>> BEGIN Records shown

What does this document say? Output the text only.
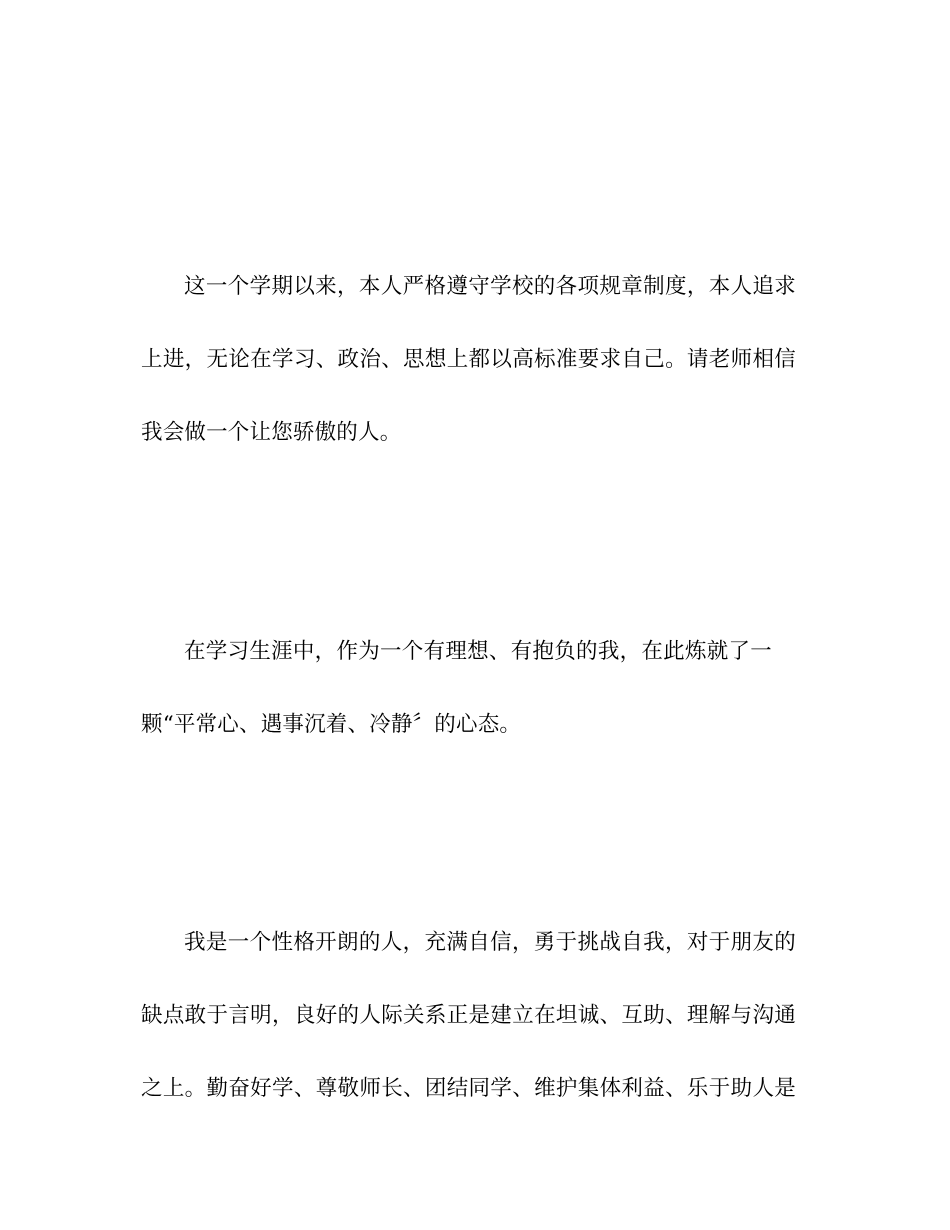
这一个学期以来，本人严格遵守学校的各项规章制度，本人追求
上进，无论在学习、政治、思想上都以高标准要求自己。请老师相信
我会做一个让您骄傲的人。
在学习生涯中，作为一个有理想、有抱负的我，在此炼就了一
颗“平常心、遇事沉着、冷静〞的心态。
我是一个性格开朗的人，充满自信，勇于挑战自我，对于朋友的
缺点敢于言明，良好的人际关系正是建立在坦诚、互助、理解与沟通
之上。勤奋好学、尊敬师长、团结同学、维护集体利益、乐于助人是
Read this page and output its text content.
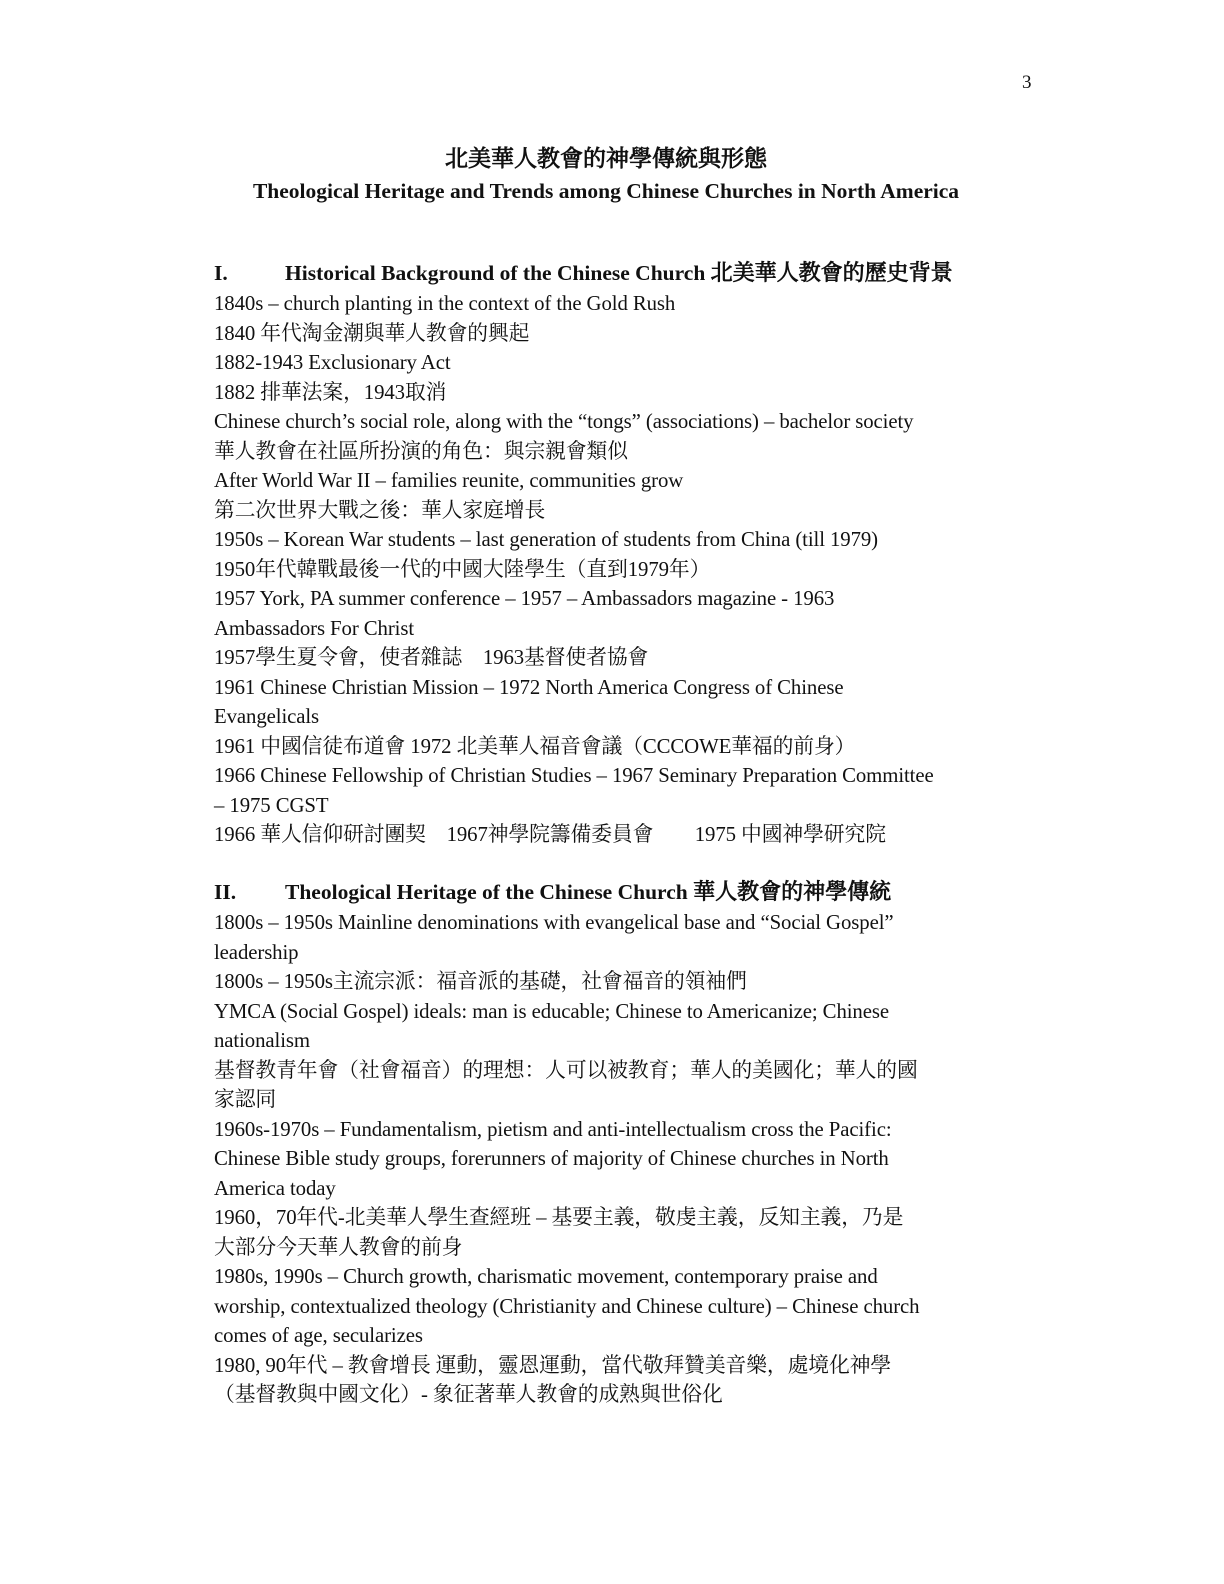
3
北美華人教會的神學傳統與形態
Theological Heritage and Trends among Chinese Churches in North America
I.	Historical Background of the Chinese Church 北美華人教會的歷史背景
1840s – church planting in the context of the Gold Rush
1840 年代淘金潮與華人教會的興起
1882-1943 Exclusionary Act
1882 排華法案，1943取消
Chinese church’s social role, along with the “tongs” (associations) – bachelor society
華人教會在社區所扮演的角色：與宗親會類似
After World War II – families reunite, communities grow
第二次世界大戰之後：華人家庭增長
1950s – Korean War students – last generation of students from China (till 1979)
1950年代韓戰最後一代的中國大陸學生（直到1979年）
1957 York, PA summer conference – 1957 – Ambassadors magazine - 1963
Ambassadors For Christ
1957學生夏令會，使者雜誌　1963基督使者協會
1961 Chinese Christian Mission – 1972 North America Congress of Chinese
Evangelicals
1961 中國信徒布道會 1972 北美華人福音會議（CCCOWE華福的前身）
1966 Chinese Fellowship of Christian Studies – 1967 Seminary Preparation Committee
– 1975 CGST
1966 華人信仰研討團契　1967神學院籌備委員會　　1975 中國神學研究院
II. Theological Heritage of the Chinese Church 華人教會的神學傳統
1800s – 1950s Mainline denominations with evangelical base and “Social Gospel”
leadership
1800s – 1950s主流宗派：福音派的基礎，社會福音的領袖們
YMCA (Social Gospel) ideals: man is educable; Chinese to Americanize; Chinese
nationalism
基督教青年會（社會福音）的理想：人可以被教育；華人的美國化；華人的國
家認同
1960s-1970s – Fundamentalism, pietism and anti-intellectualism cross the Pacific:
Chinese Bible study groups, forerunners of majority of Chinese churches in North
America today
1960，70年代-北美華人學生查經班 – 基要主義，敬虔主義，反知主義，乃是
大部分今天華人教會的前身
1980s, 1990s – Church growth, charismatic movement, contemporary praise and
worship, contextualized theology (Christianity and Chinese culture) – Chinese church
comes of age, secularizes
1980, 90年代 – 教會增長 運動，靈恩運動，當代敬拜贊美音樂，處境化神學
（基督教與中國文化）- 象征著華人教會的成熟與世俗化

>> END Records shown

What to do
In the records above, how many lines contain the string "Theological"? State that number only.

Answer
2